▶ [Record excerpts]
>> Start
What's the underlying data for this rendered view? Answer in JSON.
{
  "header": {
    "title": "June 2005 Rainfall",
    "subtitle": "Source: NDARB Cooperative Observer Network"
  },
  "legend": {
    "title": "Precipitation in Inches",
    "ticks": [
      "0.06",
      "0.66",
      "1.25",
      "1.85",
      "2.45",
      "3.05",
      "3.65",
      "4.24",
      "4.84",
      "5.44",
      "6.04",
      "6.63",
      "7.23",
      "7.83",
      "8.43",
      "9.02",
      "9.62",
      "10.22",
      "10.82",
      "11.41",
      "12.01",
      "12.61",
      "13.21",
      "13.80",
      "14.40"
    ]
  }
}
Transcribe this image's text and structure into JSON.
>> End
>> Start
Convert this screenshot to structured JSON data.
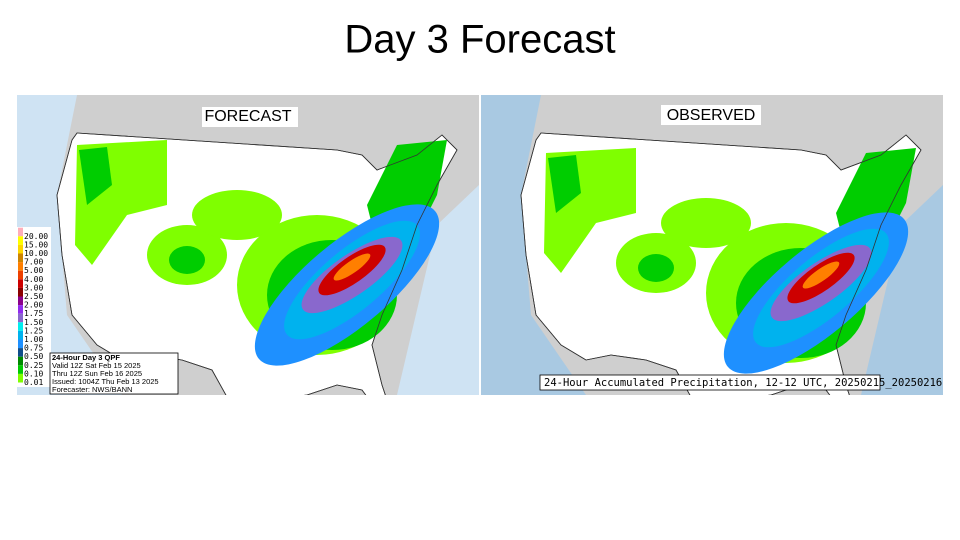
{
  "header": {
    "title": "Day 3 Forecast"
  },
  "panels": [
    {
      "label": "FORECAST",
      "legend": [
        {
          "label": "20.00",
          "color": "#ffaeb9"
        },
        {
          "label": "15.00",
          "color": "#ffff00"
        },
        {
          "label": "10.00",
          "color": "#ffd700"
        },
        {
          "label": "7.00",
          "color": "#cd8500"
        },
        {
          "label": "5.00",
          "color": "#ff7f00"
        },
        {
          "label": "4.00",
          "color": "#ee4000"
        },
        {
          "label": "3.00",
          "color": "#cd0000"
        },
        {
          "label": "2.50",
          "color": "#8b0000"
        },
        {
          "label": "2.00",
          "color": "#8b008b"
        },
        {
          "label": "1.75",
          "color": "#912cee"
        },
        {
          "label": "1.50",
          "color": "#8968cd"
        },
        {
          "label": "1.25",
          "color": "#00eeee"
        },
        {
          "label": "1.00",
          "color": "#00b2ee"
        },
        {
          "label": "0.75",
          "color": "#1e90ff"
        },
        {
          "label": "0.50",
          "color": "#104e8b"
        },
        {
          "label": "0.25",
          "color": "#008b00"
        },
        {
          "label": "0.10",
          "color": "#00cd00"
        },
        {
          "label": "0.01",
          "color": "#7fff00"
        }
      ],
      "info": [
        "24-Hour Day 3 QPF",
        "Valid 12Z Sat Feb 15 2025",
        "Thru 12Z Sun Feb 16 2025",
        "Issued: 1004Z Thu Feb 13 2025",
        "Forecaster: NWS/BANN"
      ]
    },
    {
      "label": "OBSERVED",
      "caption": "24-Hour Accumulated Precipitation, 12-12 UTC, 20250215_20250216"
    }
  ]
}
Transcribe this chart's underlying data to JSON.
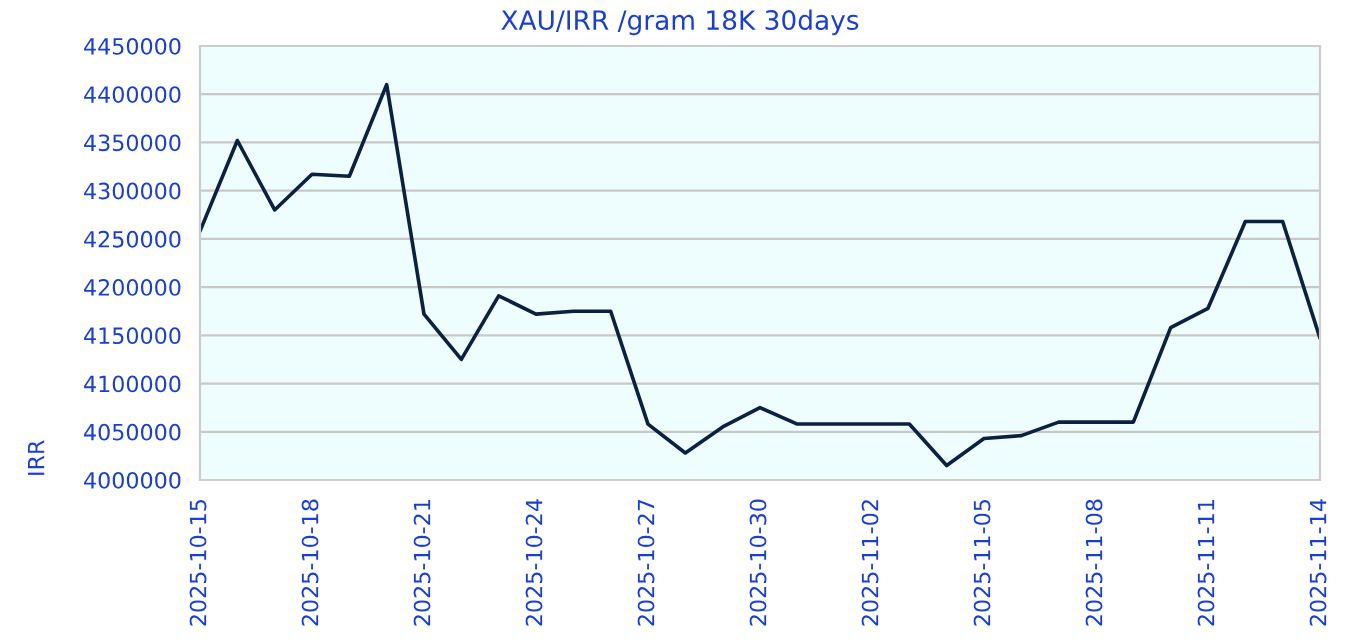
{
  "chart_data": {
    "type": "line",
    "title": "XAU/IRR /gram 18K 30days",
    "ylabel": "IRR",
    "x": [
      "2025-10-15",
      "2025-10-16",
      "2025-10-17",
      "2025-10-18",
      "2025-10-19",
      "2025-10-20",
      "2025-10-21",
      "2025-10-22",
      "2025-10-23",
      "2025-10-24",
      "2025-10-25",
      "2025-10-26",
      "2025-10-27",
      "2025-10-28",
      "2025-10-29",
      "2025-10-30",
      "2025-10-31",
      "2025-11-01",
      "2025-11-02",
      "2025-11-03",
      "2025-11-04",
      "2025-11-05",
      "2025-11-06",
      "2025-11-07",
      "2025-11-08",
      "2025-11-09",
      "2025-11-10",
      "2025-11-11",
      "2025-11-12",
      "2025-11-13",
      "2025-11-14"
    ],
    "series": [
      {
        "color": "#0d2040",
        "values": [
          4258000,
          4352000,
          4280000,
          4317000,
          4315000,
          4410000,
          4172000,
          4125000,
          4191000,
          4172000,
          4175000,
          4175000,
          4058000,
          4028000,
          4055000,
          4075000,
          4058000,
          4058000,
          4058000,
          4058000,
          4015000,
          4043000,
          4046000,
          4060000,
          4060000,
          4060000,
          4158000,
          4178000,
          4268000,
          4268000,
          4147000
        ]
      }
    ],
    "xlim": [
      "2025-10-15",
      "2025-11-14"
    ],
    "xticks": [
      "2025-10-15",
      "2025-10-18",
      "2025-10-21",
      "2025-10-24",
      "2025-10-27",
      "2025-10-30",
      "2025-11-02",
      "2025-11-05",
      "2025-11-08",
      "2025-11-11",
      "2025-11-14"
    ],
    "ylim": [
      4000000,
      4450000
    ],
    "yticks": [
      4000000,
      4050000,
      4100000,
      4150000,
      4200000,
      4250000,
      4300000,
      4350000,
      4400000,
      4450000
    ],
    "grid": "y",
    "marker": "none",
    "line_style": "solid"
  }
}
>> End
>> Start
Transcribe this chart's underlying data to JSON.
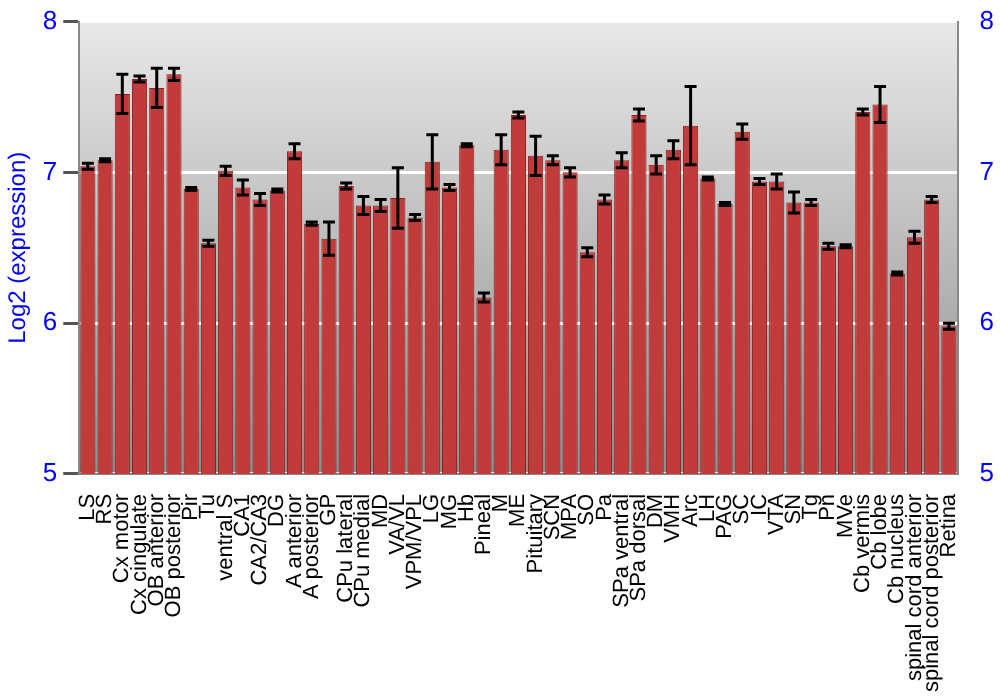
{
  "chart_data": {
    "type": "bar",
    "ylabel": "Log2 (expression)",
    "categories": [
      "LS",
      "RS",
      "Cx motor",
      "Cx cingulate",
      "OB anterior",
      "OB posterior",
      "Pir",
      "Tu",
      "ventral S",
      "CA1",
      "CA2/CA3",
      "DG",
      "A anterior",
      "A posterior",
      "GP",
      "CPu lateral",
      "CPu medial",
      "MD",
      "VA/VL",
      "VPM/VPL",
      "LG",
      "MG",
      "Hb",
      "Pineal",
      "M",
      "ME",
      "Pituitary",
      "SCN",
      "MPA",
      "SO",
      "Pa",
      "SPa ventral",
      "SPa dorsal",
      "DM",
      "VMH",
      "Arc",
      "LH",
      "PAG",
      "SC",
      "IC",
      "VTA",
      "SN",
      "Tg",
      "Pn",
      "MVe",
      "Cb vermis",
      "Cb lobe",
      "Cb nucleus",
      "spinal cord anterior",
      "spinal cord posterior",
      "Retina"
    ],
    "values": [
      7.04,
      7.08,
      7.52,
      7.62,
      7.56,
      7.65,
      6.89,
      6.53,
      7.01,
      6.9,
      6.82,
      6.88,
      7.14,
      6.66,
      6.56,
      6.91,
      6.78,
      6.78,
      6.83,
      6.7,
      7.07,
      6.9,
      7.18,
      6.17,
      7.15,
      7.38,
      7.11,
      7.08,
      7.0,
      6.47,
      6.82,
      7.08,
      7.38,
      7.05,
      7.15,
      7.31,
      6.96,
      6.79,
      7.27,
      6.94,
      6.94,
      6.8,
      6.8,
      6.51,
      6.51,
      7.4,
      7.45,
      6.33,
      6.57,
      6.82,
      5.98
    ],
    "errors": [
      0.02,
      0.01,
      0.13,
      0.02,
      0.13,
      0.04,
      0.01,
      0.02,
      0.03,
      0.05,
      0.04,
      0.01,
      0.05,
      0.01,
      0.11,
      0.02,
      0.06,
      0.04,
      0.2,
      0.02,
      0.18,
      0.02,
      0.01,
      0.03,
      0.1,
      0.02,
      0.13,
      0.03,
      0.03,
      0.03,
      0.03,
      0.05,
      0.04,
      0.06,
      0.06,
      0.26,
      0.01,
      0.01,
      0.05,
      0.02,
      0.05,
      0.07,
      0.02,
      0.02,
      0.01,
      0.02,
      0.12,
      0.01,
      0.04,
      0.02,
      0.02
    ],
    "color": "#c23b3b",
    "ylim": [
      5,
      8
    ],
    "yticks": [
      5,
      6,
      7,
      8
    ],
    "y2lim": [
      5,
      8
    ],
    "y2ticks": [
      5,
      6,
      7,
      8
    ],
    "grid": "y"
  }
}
>> End
▶ [Brief] Proceeding from the line containing "What's the underlying" through the line containing "Transcribe this image's", transcribe the lines above exactly, both end lines included.

▶ [Solution for this problem]
What's the underlying data for this rendered view? Answer in JSON.
{
  "header": {
    "title": "June 2005 Rainfall",
    "subtitle": "Source: NDARB Cooperative Observer Network"
  },
  "legend": {
    "title": "Precipitation in Inches",
    "ticks": [
      "0.06",
      "0.66",
      "1.25",
      "1.85",
      "2.45",
      "3.05",
      "3.65",
      "4.24",
      "4.84",
      "5.44",
      "6.04",
      "6.63",
      "7.23",
      "7.83",
      "8.43",
      "9.02",
      "9.62",
      "10.22",
      "10.82",
      "11.41",
      "12.01",
      "12.61",
      "13.21",
      "13.80",
      "14.40"
    ]
  }
}
Transcribe this image's text and structure into JSON.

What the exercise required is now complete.